[Extracted data entries]
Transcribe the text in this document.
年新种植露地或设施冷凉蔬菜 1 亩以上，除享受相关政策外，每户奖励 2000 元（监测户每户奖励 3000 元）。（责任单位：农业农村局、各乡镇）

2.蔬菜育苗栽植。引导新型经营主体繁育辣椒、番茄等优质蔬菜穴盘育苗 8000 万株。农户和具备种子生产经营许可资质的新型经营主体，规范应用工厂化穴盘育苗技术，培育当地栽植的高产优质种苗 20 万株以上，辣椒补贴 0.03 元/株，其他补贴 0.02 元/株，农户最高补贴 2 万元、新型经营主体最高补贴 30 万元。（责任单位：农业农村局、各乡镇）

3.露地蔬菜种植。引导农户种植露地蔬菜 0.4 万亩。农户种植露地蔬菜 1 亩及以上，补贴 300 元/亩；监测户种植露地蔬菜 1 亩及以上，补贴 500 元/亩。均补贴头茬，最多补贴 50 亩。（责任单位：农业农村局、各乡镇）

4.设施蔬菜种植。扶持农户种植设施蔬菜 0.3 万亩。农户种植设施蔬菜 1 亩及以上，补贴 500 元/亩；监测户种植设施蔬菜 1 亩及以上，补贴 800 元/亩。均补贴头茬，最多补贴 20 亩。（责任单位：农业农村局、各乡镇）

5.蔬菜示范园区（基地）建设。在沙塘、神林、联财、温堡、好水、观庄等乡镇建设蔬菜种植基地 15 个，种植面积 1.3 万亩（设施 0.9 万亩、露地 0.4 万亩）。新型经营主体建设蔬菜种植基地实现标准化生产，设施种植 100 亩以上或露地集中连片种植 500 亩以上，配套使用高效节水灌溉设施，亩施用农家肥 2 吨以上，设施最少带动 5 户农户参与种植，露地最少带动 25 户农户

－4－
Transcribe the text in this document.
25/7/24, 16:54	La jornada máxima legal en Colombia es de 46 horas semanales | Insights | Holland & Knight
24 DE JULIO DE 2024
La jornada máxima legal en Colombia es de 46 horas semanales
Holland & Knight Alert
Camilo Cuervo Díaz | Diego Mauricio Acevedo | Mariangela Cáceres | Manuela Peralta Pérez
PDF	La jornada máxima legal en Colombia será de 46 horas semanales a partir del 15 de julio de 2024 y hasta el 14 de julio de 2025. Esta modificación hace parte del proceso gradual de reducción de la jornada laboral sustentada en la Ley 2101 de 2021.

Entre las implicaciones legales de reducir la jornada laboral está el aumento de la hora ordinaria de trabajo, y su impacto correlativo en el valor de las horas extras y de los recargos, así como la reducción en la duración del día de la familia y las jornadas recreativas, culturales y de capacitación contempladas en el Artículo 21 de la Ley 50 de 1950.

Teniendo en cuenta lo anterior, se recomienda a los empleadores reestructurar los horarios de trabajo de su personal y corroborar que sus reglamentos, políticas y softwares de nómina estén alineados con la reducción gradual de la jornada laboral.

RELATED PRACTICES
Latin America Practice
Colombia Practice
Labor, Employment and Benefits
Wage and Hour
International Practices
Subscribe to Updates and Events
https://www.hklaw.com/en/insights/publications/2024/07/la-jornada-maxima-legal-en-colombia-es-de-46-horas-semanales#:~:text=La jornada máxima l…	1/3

• Aim: Output all preceding records character for character.

• Reply to the task:
Transcribe the text in this document.
年新种植露地或设施冷凉蔬菜 1 亩以上，除享受相关政策外，每户奖励 2000 元（监测户每户奖励 3000 元）。（责任单位：农业农村局、各乡镇）

2.蔬菜育苗栽植。引导新型经营主体繁育辣椒、番茄等优质蔬菜穴盘育苗 8000 万株。农户和具备种子生产经营许可资质的新型经营主体，规范应用工厂化穴盘育苗技术，培育当地栽植的高产优质种苗 20 万株以上，辣椒补贴 0.03 元/株，其他补贴 0.02 元/株，农户最高补贴 2 万元、新型经营主体最高补贴 30 万元。（责任单位：农业农村局、各乡镇）

3.露地蔬菜种植。引导农户种植露地蔬菜 0.4 万亩。农户种植露地蔬菜 1 亩及以上，补贴 300 元/亩；监测户种植露地蔬菜 1 亩及以上，补贴 500 元/亩。均补贴头茬，最多补贴 50 亩。（责任单位：农业农村局、各乡镇）

4.设施蔬菜种植。扶持农户种植设施蔬菜 0.3 万亩。农户种植设施蔬菜 1 亩及以上，补贴 500 元/亩；监测户种植设施蔬菜 1 亩及以上，补贴 800 元/亩。均补贴头茬，最多补贴 20 亩。（责任单位：农业农村局、各乡镇）

5.蔬菜示范园区（基地）建设。在沙塘、神林、联财、温堡、好水、观庄等乡镇建设蔬菜种植基地 15 个，种植面积 1.3 万亩（设施 0.9 万亩、露地 0.4 万亩）。新型经营主体建设蔬菜种植基地实现标准化生产，设施种植 100 亩以上或露地集中连片种植 500 亩以上，配套使用高效节水灌溉设施，亩施用农家肥 2 吨以上，设施最少带动 5 户农户参与种植，露地最少带动 25 户农户

－4－
Transcribe the text in this document.
25/7/24, 16:54	La jornada máxima legal en Colombia es de 46 horas semanales | Insights | Holland & Knight
24 DE JULIO DE 2024
La jornada máxima legal en Colombia es de 46 horas semanales
Holland & Knight Alert
Camilo Cuervo Díaz | Diego Mauricio Acevedo | Mariangela Cáceres | Manuela Peralta Pérez
PDF	La jornada máxima legal en Colombia será de 46 horas semanales a partir del 15 de julio de 2024 y hasta el 14 de julio de 2025. Esta modificación hace parte del proceso gradual de reducción de la jornada laboral sustentada en la Ley 2101 de 2021.

Entre las implicaciones legales de reducir la jornada laboral está el aumento de la hora ordinaria de trabajo, y su impacto correlativo en el valor de las horas extras y de los recargos, así como la reducción en la duración del día de la familia y las jornadas recreativas, culturales y de capacitación contempladas en el Artículo 21 de la Ley 50 de 1950.

Teniendo en cuenta lo anterior, se recomienda a los empleadores reestructurar los horarios de trabajo de su personal y corroborar que sus reglamentos, políticas y softwares de nómina estén alineados con la reducción gradual de la jornada laboral.

RELATED PRACTICES
Latin America Practice
Colombia Practice
Labor, Employment and Benefits
Wage and Hour
International Practices
Subscribe to Updates and Events
https://www.hklaw.com/en/insights/publications/2024/07/la-jornada-maxima-legal-en-colombia-es-de-46-horas-semanales#:~:text=La jornada máxima l…	1/3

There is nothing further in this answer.